— To be done —
Gather all lines in the records below that include the word "link".

Records from a data source

::::::

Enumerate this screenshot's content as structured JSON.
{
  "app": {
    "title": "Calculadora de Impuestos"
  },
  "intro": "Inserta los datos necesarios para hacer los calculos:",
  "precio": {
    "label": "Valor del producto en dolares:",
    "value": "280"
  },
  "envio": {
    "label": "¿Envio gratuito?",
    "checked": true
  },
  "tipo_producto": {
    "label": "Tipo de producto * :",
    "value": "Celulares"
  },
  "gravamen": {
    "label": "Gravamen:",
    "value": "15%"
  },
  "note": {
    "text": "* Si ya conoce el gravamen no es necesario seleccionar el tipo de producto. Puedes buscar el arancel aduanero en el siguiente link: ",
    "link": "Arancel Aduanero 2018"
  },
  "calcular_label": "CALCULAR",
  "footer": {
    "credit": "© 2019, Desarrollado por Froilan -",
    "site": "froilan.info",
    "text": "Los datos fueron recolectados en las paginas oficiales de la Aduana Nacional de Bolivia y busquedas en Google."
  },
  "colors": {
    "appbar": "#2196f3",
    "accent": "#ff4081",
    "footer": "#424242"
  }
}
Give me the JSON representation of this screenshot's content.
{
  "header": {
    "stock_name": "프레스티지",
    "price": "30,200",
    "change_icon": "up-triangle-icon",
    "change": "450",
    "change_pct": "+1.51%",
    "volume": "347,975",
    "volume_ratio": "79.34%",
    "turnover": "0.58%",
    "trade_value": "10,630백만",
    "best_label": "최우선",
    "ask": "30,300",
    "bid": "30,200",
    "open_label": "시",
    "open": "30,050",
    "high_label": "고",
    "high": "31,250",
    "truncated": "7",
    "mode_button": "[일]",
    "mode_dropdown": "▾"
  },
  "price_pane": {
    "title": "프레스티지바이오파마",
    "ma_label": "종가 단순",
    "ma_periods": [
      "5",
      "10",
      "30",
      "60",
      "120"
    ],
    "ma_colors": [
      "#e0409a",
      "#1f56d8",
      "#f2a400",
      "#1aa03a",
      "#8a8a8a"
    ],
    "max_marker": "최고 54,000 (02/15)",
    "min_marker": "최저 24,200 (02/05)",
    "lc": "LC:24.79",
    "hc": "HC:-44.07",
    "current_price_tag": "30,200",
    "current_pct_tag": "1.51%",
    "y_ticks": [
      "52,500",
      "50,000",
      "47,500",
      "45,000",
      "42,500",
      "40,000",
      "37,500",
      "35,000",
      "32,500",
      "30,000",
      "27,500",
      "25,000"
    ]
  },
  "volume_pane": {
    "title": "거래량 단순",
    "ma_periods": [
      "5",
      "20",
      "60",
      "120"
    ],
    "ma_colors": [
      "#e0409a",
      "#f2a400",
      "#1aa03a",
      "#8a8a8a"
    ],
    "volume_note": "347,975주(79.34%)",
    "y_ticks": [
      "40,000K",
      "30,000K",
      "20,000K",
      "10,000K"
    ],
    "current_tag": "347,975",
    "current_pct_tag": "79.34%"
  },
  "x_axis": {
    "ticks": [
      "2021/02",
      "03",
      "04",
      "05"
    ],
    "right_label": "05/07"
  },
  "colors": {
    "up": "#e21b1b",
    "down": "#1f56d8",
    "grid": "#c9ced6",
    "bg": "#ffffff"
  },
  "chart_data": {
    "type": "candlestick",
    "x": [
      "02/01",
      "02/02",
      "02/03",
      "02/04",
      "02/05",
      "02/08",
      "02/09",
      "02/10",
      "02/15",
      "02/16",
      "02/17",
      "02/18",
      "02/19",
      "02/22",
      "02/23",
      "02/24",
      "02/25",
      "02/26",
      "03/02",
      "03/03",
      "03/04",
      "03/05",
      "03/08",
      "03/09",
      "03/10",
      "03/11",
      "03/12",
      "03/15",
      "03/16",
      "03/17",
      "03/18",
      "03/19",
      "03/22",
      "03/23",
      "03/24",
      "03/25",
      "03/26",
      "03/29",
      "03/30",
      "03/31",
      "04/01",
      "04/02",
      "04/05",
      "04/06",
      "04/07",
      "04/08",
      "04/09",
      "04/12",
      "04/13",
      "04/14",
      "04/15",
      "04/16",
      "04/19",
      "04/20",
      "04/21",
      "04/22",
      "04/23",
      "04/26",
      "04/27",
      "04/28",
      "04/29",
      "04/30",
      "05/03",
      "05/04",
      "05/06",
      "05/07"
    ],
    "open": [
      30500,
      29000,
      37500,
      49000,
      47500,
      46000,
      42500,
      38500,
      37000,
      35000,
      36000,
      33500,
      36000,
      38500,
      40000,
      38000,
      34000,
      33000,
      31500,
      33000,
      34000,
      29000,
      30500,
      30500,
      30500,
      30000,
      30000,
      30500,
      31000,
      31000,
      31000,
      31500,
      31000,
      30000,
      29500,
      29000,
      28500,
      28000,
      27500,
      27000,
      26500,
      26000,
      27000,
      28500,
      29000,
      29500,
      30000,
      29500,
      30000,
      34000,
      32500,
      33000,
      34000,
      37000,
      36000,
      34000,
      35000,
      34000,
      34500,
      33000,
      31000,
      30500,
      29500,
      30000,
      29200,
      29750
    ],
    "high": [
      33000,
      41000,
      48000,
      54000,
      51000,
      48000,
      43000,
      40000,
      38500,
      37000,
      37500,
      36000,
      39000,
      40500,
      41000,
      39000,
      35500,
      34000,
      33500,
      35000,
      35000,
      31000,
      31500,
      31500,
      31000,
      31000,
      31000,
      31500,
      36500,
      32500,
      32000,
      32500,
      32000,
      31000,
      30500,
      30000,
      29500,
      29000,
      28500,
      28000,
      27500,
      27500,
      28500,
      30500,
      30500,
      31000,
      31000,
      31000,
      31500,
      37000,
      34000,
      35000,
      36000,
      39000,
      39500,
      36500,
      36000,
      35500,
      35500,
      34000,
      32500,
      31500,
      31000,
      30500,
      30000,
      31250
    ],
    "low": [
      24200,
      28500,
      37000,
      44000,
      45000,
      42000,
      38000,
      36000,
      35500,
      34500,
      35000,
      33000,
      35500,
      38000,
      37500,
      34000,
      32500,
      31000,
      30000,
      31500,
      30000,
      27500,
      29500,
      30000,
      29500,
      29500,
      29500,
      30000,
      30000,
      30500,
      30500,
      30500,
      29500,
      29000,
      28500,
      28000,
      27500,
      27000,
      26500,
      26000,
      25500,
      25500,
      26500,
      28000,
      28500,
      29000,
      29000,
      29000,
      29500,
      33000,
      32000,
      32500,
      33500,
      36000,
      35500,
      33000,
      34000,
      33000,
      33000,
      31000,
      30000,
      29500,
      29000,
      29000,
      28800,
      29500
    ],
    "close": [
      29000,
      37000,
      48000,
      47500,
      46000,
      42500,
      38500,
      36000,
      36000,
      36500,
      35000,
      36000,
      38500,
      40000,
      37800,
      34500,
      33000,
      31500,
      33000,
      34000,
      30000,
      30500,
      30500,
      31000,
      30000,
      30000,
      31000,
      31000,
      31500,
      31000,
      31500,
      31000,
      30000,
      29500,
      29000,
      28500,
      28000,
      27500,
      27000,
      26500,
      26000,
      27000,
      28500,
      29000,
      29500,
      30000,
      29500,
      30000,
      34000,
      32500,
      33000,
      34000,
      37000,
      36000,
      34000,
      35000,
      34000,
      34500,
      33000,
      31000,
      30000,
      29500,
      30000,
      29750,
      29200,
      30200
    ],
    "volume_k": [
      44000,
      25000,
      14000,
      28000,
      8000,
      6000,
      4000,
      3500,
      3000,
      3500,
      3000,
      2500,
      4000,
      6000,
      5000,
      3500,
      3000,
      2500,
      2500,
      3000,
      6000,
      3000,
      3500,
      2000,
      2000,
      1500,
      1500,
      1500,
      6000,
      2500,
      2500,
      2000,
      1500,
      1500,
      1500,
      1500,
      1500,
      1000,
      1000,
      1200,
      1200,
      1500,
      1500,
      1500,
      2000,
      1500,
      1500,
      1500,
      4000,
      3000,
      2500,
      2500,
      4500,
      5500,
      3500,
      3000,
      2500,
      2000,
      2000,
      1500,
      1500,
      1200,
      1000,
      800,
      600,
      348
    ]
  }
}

::::::

— Exercise result —
    "text": "* Si ya conoce el gravamen no es necesario seleccionar el tipo de producto. Puedes buscar el arancel aduanero en el siguiente link: ",
    "link": "Arancel Aduanero 2018"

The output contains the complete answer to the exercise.